PROBLEM REQUIREMENTS:
Say how many lines hold the string "slået"; please write nothing but the number.

DATASET ROWS:
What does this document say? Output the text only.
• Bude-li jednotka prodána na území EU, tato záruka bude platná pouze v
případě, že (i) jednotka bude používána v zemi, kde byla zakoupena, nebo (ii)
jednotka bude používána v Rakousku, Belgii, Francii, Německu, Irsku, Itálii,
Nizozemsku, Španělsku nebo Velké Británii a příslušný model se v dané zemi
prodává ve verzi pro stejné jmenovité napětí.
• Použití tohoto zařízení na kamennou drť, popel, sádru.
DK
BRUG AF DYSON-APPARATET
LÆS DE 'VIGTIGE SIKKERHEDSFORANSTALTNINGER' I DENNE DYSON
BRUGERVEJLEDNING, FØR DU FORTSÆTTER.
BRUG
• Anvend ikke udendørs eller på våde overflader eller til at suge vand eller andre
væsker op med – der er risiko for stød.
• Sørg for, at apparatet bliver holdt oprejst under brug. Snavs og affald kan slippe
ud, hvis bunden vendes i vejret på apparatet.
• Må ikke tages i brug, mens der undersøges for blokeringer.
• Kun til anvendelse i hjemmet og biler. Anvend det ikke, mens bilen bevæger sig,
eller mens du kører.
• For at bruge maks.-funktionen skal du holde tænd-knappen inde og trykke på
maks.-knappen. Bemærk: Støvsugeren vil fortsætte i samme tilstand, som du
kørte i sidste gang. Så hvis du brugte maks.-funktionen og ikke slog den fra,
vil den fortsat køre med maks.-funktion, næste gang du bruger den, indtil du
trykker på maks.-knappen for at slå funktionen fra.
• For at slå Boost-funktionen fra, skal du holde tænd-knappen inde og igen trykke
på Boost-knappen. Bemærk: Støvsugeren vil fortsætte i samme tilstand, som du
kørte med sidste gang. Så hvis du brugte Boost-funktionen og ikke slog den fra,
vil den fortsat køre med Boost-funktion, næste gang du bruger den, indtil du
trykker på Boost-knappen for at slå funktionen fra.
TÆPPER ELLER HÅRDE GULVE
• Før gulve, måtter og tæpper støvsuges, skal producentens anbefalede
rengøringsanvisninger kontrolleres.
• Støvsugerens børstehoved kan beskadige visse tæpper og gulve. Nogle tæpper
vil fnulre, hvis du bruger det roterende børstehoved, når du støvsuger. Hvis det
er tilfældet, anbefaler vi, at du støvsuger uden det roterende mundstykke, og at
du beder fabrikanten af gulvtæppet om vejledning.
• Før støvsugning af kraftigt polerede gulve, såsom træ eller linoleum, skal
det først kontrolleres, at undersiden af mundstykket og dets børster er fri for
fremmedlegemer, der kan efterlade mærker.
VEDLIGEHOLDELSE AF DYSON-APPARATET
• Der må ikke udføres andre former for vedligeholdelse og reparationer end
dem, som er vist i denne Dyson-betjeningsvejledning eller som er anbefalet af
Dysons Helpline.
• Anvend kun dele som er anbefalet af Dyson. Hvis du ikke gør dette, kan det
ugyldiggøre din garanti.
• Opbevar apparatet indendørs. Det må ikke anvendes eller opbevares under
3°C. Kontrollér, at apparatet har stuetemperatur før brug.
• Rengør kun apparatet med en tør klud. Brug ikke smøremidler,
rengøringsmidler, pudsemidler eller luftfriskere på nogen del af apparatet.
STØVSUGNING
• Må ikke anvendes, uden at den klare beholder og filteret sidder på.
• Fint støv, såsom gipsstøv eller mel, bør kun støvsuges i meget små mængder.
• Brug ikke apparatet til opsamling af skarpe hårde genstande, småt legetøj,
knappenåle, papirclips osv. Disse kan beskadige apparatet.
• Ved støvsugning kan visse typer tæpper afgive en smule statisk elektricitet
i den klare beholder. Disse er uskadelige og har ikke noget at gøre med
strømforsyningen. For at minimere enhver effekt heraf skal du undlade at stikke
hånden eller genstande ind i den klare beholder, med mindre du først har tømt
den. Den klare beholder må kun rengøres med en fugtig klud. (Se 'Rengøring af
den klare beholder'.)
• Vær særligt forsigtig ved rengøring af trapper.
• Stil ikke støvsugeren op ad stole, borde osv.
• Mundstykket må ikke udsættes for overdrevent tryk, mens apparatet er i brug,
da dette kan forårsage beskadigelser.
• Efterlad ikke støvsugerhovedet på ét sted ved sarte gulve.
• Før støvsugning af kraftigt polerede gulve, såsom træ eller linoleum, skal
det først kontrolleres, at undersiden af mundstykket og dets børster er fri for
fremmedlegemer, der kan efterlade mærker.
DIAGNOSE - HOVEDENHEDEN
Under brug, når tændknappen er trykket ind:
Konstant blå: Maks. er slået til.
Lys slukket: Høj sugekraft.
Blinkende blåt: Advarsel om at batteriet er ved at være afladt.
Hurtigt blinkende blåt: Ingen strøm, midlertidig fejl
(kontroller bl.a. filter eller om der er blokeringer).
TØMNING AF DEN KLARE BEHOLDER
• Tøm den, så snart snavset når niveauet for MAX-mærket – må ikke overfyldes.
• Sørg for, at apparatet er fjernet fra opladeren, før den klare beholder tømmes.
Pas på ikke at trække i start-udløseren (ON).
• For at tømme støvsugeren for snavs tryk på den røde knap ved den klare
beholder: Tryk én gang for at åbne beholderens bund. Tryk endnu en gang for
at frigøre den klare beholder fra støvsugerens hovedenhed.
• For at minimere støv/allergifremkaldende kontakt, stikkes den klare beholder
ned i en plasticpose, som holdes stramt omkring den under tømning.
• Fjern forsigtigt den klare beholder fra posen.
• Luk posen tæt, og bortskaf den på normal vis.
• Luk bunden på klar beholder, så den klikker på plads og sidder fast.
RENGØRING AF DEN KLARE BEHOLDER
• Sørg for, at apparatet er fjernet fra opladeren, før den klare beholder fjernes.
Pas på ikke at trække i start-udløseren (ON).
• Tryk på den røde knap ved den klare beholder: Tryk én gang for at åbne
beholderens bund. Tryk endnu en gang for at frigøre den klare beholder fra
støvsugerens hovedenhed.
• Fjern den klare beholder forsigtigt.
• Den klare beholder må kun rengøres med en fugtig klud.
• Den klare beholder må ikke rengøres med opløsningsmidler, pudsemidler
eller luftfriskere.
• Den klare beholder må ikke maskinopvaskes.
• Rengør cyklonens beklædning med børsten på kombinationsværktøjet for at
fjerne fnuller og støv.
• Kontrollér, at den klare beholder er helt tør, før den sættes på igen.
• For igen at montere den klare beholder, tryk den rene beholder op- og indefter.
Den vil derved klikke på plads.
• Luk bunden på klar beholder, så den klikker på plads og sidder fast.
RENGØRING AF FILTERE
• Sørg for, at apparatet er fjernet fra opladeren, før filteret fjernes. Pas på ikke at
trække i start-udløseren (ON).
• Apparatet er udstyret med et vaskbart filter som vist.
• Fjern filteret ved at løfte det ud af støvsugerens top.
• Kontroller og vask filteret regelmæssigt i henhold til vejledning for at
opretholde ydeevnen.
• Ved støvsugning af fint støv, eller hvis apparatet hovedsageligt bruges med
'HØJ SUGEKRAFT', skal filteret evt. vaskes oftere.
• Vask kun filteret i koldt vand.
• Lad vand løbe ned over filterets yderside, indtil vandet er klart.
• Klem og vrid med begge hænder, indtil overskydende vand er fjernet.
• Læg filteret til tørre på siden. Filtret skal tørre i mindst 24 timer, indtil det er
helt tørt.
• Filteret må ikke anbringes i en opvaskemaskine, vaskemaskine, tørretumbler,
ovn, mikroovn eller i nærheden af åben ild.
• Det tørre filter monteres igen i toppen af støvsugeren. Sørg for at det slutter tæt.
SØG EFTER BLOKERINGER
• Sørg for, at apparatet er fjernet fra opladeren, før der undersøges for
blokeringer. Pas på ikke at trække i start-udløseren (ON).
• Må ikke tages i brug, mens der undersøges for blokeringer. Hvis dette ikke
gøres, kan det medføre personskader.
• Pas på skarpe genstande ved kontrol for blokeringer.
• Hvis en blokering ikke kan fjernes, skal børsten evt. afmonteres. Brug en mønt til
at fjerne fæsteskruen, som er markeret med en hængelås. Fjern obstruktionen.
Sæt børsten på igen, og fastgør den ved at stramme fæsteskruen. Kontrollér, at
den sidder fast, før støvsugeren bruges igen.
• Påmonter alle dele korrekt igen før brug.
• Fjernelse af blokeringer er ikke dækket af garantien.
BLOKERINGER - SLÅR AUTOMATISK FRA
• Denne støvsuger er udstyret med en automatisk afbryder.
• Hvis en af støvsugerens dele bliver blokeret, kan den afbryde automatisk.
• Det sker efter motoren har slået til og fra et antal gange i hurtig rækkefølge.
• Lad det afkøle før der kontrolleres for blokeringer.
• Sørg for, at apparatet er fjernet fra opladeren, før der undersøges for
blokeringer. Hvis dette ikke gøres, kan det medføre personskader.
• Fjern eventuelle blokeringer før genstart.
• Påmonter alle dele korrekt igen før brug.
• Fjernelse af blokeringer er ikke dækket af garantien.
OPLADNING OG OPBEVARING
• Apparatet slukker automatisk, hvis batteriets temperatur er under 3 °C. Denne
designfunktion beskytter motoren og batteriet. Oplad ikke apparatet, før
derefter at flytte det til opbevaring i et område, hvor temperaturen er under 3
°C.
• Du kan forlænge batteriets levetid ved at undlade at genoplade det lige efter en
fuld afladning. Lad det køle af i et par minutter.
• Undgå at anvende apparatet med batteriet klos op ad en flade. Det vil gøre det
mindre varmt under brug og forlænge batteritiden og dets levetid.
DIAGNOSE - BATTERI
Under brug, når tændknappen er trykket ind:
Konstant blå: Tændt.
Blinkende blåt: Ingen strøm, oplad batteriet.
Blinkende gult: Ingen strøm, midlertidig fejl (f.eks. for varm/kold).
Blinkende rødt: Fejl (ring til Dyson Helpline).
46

FINISHED EXERCISE:
2